• **SET TASK**: Copy the lines of the records word for word, starting at the line that contains "378, 1279, 385]" and ending at the line that contains "32, 24, 86]", with both of those lines included.
== TASK MATERIAL
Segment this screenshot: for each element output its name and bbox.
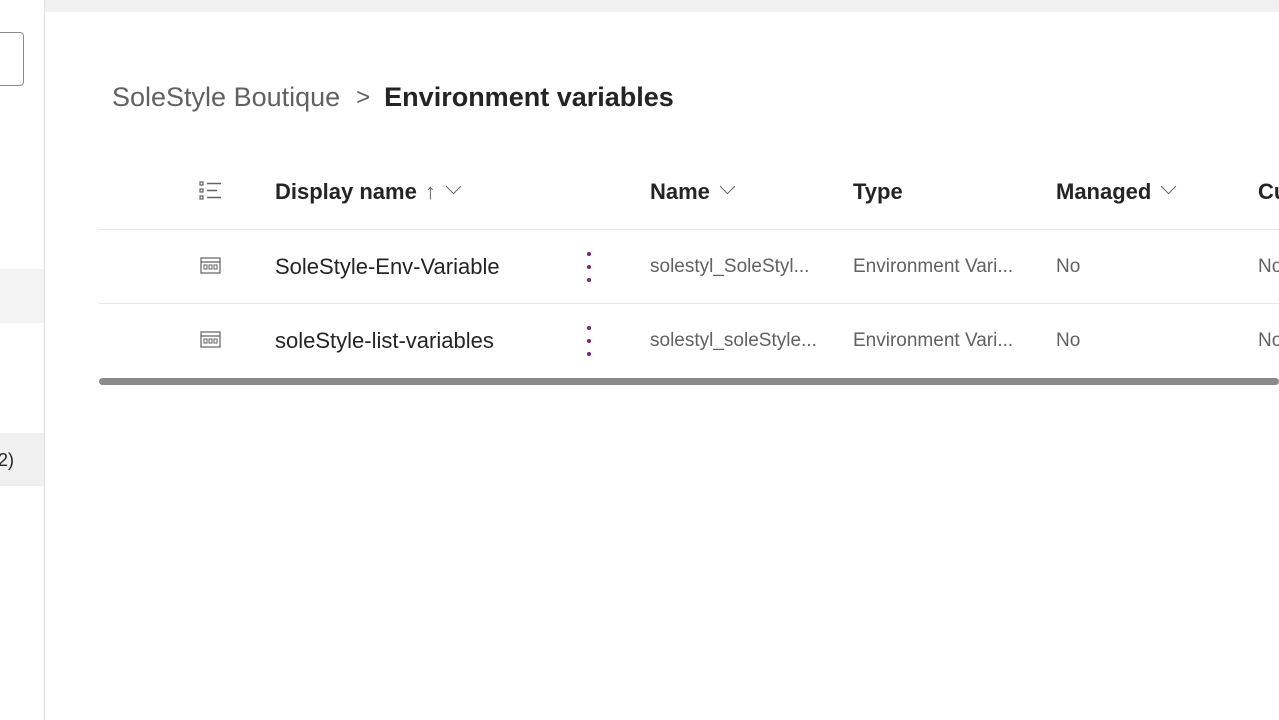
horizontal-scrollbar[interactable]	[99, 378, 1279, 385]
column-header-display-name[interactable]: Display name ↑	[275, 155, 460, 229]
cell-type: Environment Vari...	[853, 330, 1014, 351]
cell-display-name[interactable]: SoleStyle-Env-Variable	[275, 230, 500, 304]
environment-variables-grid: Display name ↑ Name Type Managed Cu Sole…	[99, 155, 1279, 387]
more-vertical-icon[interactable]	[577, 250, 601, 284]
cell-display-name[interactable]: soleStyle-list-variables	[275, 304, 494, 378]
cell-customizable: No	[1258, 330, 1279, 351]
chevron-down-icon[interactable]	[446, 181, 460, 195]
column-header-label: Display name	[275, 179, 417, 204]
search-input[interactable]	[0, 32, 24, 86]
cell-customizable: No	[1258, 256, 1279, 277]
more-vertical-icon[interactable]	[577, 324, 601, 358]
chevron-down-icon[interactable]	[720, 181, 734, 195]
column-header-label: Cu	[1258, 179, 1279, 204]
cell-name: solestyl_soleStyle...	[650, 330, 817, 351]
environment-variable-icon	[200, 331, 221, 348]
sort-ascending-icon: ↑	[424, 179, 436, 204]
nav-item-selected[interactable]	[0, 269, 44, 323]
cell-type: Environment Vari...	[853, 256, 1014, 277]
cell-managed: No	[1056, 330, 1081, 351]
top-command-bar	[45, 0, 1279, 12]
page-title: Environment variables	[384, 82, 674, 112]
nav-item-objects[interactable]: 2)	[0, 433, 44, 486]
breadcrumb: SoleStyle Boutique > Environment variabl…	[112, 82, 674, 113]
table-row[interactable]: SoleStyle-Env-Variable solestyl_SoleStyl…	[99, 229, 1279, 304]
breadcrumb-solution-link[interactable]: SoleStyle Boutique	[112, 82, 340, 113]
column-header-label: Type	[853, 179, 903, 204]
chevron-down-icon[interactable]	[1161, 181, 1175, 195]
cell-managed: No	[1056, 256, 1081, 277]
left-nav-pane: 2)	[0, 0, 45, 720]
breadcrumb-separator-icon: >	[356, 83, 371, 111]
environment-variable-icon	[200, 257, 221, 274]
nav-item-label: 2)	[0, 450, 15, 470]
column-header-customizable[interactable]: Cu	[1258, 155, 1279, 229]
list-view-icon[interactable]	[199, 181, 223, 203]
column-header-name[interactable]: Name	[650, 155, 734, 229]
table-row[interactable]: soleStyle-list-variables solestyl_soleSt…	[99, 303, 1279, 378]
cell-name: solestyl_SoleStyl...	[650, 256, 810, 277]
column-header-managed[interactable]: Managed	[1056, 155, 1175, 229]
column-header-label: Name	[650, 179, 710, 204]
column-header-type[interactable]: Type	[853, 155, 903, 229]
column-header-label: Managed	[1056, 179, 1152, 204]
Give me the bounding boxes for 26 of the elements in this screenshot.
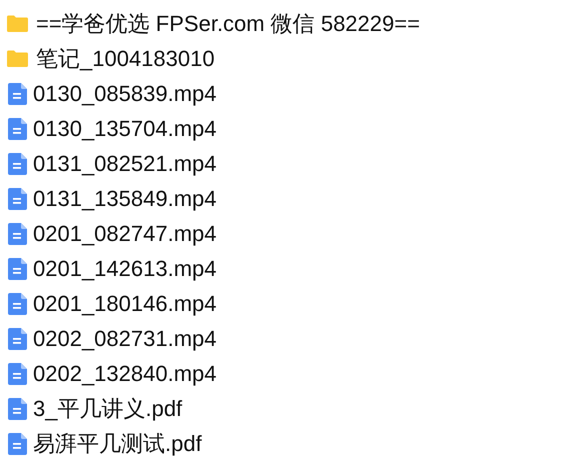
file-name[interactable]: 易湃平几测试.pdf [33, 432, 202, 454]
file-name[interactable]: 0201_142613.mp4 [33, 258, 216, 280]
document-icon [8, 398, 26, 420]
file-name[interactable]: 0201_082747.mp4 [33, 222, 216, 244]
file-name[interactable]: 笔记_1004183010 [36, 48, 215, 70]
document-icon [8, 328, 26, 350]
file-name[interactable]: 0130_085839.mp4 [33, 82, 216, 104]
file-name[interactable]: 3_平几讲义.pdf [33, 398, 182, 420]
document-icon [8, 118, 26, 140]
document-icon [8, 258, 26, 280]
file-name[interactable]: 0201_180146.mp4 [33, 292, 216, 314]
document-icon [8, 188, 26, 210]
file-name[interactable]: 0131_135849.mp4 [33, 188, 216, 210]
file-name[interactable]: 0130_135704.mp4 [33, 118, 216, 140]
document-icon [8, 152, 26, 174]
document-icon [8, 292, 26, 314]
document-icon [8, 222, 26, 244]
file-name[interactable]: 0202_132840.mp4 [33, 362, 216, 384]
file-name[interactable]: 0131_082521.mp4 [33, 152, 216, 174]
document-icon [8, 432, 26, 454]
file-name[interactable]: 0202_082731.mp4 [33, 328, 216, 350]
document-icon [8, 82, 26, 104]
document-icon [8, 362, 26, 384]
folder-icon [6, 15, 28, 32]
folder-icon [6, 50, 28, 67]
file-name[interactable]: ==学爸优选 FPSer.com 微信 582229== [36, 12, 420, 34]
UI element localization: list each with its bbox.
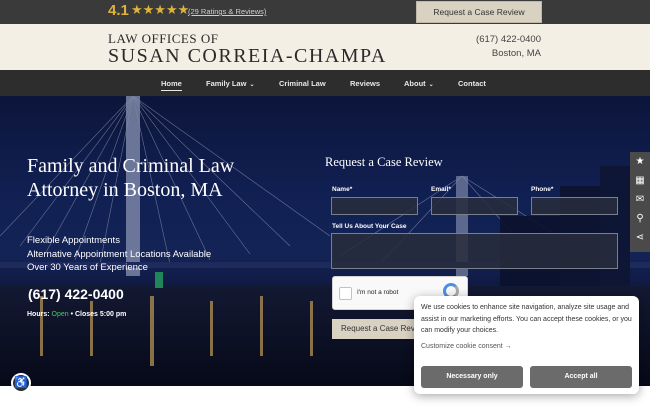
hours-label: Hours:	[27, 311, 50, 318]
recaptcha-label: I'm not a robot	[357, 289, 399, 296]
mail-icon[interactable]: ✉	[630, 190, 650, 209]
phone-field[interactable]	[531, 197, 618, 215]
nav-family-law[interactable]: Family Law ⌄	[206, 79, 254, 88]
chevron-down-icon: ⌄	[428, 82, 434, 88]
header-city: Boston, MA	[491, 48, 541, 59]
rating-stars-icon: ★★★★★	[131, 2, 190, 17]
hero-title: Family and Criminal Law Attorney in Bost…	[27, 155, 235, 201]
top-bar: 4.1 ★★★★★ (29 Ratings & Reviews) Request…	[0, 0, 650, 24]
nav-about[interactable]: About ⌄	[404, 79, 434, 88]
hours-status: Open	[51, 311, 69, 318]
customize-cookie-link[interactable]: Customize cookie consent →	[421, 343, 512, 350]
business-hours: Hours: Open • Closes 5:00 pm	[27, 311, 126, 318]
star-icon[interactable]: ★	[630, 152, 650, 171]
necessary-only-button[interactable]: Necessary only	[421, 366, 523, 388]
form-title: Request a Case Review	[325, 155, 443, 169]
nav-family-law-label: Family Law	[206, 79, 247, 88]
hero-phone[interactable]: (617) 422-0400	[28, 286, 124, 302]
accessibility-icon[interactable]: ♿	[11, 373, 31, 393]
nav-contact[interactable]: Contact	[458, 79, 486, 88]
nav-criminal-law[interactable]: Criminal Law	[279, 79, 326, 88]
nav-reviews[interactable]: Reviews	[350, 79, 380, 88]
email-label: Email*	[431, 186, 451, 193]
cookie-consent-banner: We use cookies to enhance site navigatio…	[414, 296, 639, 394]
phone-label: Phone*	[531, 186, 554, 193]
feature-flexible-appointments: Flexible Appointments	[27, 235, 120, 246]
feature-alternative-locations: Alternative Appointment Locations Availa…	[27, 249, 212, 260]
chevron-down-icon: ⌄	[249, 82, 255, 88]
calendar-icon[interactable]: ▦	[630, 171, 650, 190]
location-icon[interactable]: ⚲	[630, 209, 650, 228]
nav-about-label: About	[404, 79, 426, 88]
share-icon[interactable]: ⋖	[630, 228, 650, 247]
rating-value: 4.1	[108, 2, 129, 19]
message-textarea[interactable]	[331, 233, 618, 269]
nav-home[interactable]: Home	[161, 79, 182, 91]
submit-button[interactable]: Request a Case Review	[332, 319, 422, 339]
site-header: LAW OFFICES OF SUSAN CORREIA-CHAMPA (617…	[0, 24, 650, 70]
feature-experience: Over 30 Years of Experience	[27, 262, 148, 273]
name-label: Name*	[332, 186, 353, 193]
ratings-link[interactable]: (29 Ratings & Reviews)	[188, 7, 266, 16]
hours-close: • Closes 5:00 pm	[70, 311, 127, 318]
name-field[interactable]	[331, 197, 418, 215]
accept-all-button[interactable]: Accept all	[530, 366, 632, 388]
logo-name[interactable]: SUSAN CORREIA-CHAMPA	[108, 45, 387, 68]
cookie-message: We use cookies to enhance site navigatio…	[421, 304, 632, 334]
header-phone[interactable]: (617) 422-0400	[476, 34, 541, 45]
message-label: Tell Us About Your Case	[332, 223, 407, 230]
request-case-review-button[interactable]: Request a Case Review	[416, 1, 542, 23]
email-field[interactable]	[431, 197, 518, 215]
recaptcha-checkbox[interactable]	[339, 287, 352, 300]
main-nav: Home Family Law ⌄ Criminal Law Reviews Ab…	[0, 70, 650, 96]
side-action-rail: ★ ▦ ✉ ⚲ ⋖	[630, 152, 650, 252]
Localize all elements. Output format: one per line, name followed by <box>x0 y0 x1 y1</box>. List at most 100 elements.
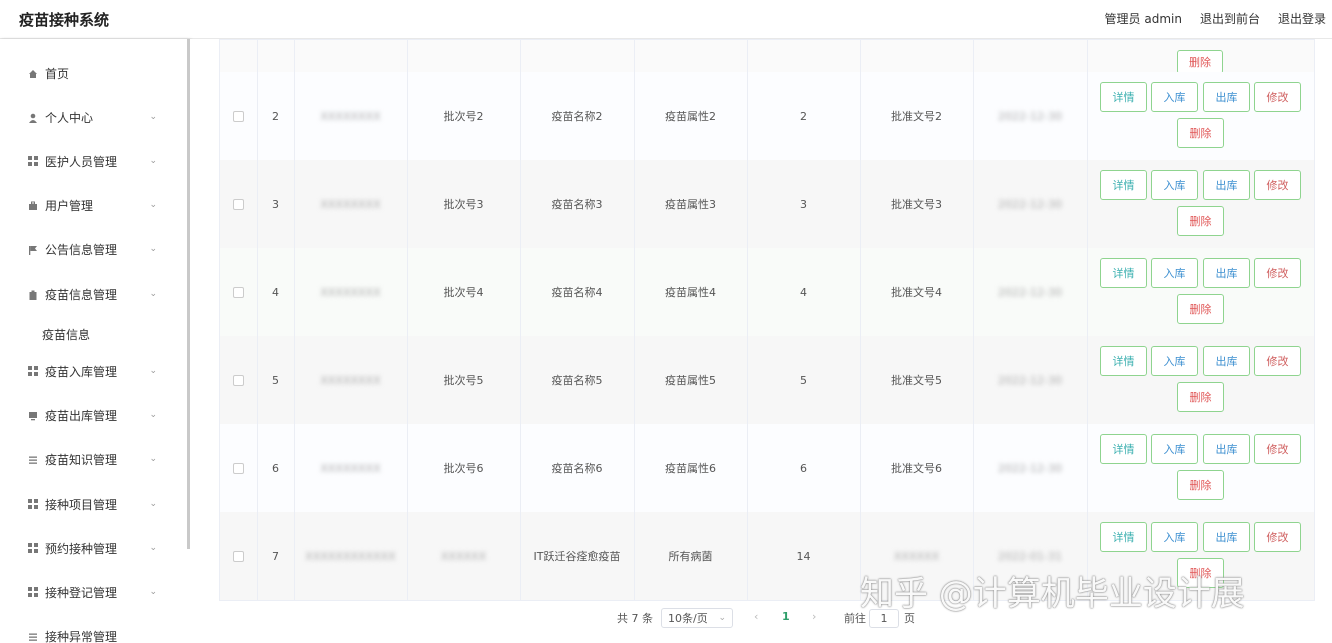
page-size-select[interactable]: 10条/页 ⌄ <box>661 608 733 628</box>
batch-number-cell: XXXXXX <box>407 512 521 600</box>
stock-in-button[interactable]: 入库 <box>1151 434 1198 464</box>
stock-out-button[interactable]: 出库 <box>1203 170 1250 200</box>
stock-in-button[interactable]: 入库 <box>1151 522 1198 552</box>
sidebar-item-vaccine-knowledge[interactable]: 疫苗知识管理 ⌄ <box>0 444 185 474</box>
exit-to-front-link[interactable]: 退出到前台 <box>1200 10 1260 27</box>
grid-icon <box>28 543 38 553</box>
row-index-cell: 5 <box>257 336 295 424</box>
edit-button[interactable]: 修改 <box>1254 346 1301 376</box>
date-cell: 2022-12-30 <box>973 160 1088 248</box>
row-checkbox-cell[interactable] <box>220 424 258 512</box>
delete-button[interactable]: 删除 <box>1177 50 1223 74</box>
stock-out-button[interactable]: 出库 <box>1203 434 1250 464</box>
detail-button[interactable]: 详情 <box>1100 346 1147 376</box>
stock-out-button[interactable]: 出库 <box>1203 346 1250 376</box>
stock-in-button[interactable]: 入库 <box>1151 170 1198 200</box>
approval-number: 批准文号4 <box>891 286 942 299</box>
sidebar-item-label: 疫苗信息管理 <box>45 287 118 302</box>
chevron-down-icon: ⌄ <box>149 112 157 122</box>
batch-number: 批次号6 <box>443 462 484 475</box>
====
• **PROBLEM SOLUTION**:
horizontal-scrollbar[interactable]	[99, 378, 1279, 385]
column-header-display-name[interactable]: Display name ↑	[275, 155, 460, 229]
cell-type: Environment Vari...	[853, 330, 1014, 351]
cell-display-name[interactable]: SoleStyle-Env-Variable	[275, 230, 500, 304]
environment-variables-grid: Display name ↑ Name Type Managed Cu Sole…	[99, 155, 1279, 387]
more-vertical-icon[interactable]	[577, 250, 601, 284]
cell-display-name[interactable]: soleStyle-list-variables	[275, 304, 494, 378]
cell-customizable: No	[1258, 330, 1279, 351]
chevron-down-icon[interactable]	[446, 181, 460, 195]
column-header-label: Display name	[275, 179, 417, 204]
search-input[interactable]	[0, 32, 24, 86]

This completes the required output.